● What you need to do: The complete listing should be restated exactly.

——

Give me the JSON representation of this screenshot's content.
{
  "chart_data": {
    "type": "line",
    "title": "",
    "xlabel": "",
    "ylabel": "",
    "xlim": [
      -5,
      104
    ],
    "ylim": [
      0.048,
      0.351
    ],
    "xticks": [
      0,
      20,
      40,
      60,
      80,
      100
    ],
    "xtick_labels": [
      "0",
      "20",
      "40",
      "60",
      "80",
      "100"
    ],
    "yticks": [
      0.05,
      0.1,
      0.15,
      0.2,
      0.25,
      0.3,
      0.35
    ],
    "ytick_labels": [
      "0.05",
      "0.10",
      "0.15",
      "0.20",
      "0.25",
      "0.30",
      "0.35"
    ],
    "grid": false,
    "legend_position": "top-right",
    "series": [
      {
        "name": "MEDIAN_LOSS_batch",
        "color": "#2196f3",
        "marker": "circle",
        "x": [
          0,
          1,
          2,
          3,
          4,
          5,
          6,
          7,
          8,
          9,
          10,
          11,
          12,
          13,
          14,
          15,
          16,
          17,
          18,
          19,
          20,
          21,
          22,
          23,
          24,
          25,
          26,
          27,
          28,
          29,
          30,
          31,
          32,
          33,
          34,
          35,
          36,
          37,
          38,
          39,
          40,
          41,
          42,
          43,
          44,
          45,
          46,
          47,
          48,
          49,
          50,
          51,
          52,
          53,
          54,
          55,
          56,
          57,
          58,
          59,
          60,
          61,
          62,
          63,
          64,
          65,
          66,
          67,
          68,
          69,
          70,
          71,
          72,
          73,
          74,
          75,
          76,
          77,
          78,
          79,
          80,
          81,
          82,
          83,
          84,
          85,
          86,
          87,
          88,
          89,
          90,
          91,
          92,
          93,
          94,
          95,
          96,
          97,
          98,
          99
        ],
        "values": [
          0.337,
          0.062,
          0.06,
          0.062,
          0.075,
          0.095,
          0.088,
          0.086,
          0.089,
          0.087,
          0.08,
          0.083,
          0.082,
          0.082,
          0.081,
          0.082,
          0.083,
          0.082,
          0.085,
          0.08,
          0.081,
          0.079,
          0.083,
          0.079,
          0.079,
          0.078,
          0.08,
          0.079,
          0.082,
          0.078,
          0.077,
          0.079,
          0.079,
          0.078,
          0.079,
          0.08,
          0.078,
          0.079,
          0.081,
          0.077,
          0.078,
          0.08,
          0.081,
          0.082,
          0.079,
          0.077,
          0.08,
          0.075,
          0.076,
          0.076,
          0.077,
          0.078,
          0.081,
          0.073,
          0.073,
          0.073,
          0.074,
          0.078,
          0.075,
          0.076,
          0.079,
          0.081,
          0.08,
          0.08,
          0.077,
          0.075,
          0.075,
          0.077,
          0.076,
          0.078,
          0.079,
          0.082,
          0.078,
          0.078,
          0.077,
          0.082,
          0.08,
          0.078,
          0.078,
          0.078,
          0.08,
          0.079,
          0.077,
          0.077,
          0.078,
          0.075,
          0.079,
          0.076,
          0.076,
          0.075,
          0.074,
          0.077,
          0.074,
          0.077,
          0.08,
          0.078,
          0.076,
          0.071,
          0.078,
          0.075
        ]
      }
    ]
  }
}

——

● Solution to this exercise:
Give me the JSON representation of this screenshot's content.
{
  "chart_data": {
    "type": "line",
    "title": "",
    "xlabel": "",
    "ylabel": "",
    "xlim": [
      -5,
      104
    ],
    "ylim": [
      0.048,
      0.351
    ],
    "xticks": [
      0,
      20,
      40,
      60,
      80,
      100
    ],
    "xtick_labels": [
      "0",
      "20",
      "40",
      "60",
      "80",
      "100"
    ],
    "yticks": [
      0.05,
      0.1,
      0.15,
      0.2,
      0.25,
      0.3,
      0.35
    ],
    "ytick_labels": [
      "0.05",
      "0.10",
      "0.15",
      "0.20",
      "0.25",
      "0.30",
      "0.35"
    ],
    "grid": false,
    "legend_position": "top-right",
    "series": [
      {
        "name": "MEDIAN_LOSS_batch",
        "color": "#2196f3",
        "marker": "circle",
        "x": [
          0,
          1,
          2,
          3,
          4,
          5,
          6,
          7,
          8,
          9,
          10,
          11,
          12,
          13,
          14,
          15,
          16,
          17,
          18,
          19,
          20,
          21,
          22,
          23,
          24,
          25,
          26,
          27,
          28,
          29,
          30,
          31,
          32,
          33,
          34,
          35,
          36,
          37,
          38,
          39,
          40,
          41,
          42,
          43,
          44,
          45,
          46,
          47,
          48,
          49,
          50,
          51,
          52,
          53,
          54,
          55,
          56,
          57,
          58,
          59,
          60,
          61,
          62,
          63,
          64,
          65,
          66,
          67,
          68,
          69,
          70,
          71,
          72,
          73,
          74,
          75,
          76,
          77,
          78,
          79,
          80,
          81,
          82,
          83,
          84,
          85,
          86,
          87,
          88,
          89,
          90,
          91,
          92,
          93,
          94,
          95,
          96,
          97,
          98,
          99
        ],
        "values": [
          0.337,
          0.062,
          0.06,
          0.062,
          0.075,
          0.095,
          0.088,
          0.086,
          0.089,
          0.087,
          0.08,
          0.083,
          0.082,
          0.082,
          0.081,
          0.082,
          0.083,
          0.082,
          0.085,
          0.08,
          0.081,
          0.079,
          0.083,
          0.079,
          0.079,
          0.078,
          0.08,
          0.079,
          0.082,
          0.078,
          0.077,
          0.079,
          0.079,
          0.078,
          0.079,
          0.08,
          0.078,
          0.079,
          0.081,
          0.077,
          0.078,
          0.08,
          0.081,
          0.082,
          0.079,
          0.077,
          0.08,
          0.075,
          0.076,
          0.076,
          0.077,
          0.078,
          0.081,
          0.073,
          0.073,
          0.073,
          0.074,
          0.078,
          0.075,
          0.076,
          0.079,
          0.081,
          0.08,
          0.08,
          0.077,
          0.075,
          0.075,
          0.077,
          0.076,
          0.078,
          0.079,
          0.082,
          0.078,
          0.078,
          0.077,
          0.082,
          0.08,
          0.078,
          0.078,
          0.078,
          0.08,
          0.079,
          0.077,
          0.077,
          0.078,
          0.075,
          0.079,
          0.076,
          0.076,
          0.075,
          0.074,
          0.077,
          0.074,
          0.077,
          0.08,
          0.078,
          0.076,
          0.071,
          0.078,
          0.075
        ]
      }
    ]
  }
}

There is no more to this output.